[Collection entries]
____________
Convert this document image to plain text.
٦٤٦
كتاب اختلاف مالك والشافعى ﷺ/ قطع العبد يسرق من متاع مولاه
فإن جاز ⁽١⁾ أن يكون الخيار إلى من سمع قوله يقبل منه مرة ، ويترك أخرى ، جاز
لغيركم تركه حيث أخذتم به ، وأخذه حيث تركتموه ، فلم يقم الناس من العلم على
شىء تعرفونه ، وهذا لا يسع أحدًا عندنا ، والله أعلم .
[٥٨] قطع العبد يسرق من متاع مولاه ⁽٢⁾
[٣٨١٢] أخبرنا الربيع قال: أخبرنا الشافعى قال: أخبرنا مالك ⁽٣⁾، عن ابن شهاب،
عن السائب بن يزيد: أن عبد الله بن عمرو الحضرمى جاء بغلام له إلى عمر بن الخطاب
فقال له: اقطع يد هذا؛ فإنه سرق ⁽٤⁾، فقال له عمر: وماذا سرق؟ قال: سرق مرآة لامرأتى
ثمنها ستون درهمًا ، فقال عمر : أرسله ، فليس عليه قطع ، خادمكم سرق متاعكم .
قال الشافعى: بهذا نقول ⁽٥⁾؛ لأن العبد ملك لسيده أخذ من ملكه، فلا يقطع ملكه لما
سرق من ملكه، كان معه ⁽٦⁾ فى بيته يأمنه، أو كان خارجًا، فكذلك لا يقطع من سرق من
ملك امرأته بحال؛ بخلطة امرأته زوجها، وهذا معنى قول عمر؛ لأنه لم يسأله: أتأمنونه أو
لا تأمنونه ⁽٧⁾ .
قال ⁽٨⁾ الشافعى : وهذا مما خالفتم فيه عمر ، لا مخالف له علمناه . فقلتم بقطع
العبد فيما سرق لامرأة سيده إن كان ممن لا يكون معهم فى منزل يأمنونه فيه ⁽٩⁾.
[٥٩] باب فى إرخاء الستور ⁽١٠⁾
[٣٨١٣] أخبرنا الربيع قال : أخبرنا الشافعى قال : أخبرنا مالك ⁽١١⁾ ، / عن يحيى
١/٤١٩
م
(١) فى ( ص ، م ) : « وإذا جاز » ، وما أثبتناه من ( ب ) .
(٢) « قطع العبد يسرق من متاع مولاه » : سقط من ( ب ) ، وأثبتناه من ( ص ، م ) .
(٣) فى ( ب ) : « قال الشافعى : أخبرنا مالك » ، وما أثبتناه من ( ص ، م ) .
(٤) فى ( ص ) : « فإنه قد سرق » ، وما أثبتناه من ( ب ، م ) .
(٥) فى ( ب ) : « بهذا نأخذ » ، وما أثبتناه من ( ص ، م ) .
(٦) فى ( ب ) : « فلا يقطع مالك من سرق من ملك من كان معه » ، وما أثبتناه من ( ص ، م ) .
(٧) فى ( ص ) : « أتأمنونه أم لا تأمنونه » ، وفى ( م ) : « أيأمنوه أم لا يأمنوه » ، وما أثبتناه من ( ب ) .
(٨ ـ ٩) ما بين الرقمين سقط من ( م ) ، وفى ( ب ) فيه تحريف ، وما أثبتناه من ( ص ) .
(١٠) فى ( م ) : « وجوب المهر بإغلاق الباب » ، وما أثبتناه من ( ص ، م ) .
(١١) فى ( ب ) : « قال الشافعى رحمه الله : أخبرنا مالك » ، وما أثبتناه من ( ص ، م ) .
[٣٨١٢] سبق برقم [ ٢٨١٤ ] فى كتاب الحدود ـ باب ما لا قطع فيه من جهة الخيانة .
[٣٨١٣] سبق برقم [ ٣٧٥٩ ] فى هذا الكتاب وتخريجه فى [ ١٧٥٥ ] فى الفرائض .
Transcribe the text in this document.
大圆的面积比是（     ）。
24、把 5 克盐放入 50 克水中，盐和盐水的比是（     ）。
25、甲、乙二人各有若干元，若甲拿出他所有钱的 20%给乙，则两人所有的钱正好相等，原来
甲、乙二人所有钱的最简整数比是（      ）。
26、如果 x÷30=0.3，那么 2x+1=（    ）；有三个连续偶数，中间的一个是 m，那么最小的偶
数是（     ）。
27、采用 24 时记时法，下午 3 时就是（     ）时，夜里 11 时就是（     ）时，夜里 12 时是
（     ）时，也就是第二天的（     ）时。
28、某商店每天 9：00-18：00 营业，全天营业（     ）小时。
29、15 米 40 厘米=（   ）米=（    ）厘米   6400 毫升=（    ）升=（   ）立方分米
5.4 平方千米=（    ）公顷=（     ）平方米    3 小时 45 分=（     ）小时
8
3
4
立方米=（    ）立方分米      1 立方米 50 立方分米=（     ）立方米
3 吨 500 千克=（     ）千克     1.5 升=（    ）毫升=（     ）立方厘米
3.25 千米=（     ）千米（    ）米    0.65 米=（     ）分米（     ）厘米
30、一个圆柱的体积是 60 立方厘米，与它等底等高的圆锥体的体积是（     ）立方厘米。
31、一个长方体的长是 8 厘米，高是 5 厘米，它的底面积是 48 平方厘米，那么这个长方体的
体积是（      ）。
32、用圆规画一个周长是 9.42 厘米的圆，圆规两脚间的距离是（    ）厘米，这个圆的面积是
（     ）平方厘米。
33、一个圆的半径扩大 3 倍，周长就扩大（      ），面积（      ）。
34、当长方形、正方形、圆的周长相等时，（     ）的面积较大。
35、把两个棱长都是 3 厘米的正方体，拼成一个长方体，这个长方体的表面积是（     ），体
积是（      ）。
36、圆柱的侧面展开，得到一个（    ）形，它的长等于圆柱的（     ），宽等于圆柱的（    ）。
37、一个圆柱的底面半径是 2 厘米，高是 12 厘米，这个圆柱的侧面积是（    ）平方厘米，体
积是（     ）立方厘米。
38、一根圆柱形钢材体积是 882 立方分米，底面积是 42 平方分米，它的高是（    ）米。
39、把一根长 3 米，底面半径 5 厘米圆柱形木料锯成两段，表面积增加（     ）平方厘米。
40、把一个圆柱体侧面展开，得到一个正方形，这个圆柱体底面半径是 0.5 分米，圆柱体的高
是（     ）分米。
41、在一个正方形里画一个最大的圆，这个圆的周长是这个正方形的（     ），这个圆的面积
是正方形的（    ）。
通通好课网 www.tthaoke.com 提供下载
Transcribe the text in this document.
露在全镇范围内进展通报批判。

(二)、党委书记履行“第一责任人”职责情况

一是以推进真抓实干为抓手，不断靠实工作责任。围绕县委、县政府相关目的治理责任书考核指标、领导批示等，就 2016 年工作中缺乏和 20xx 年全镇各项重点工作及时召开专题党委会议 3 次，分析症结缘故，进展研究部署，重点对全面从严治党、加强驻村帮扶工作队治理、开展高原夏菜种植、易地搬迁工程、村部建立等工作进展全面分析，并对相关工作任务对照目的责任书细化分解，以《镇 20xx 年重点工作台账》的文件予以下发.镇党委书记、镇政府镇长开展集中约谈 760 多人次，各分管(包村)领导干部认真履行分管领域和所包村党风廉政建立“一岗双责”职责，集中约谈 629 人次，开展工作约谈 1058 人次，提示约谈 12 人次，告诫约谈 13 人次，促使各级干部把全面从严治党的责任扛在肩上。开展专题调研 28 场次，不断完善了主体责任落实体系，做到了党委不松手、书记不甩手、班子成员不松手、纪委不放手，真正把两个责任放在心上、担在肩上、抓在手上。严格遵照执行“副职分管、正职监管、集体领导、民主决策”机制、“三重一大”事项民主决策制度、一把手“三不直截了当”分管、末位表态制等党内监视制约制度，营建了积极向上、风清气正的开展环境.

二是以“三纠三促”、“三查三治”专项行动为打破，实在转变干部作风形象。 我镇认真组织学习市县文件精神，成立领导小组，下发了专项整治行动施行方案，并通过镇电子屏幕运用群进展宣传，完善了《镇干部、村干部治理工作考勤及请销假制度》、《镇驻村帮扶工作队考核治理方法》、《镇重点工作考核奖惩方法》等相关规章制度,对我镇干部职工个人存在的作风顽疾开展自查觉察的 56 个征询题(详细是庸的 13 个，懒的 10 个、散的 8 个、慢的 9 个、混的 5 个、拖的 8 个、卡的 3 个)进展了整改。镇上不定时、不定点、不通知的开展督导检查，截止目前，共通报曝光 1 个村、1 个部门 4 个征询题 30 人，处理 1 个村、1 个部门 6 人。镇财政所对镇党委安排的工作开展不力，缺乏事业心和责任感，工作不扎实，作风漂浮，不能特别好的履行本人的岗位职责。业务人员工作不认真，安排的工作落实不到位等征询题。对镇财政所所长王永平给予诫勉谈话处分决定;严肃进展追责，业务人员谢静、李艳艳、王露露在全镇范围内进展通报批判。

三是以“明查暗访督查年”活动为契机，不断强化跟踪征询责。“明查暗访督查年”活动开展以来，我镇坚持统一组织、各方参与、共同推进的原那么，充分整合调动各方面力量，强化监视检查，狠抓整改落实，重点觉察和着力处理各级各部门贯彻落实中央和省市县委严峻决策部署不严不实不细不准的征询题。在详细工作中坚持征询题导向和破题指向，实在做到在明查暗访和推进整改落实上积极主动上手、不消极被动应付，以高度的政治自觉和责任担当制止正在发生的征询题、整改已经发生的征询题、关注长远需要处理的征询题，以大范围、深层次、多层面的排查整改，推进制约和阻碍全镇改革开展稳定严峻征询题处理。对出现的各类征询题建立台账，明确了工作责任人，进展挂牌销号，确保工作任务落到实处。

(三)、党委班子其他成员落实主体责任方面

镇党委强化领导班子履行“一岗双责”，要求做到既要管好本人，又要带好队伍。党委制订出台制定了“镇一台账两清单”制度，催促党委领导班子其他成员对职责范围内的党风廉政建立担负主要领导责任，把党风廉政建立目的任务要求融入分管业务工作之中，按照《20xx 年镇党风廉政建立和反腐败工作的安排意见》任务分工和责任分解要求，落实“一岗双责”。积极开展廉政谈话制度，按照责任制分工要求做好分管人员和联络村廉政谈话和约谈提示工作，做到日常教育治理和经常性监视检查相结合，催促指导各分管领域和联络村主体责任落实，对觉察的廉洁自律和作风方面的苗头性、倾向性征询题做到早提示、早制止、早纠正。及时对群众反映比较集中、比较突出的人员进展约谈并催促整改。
____________
# SHORT EXERCISE
Go through the records and show every line with the string "برقم" in it.

# TASK RESULT
[٣٨١٢] سبق برقم [ ٢٨١٤ ] فى كتاب الحدود ـ باب ما لا قطع فيه من جهة الخيانة .
[٣٨١٣] سبق برقم [ ٣٧٥٩ ] فى هذا الكتاب وتخريجه فى [ ١٧٥٥ ] فى الفرائض .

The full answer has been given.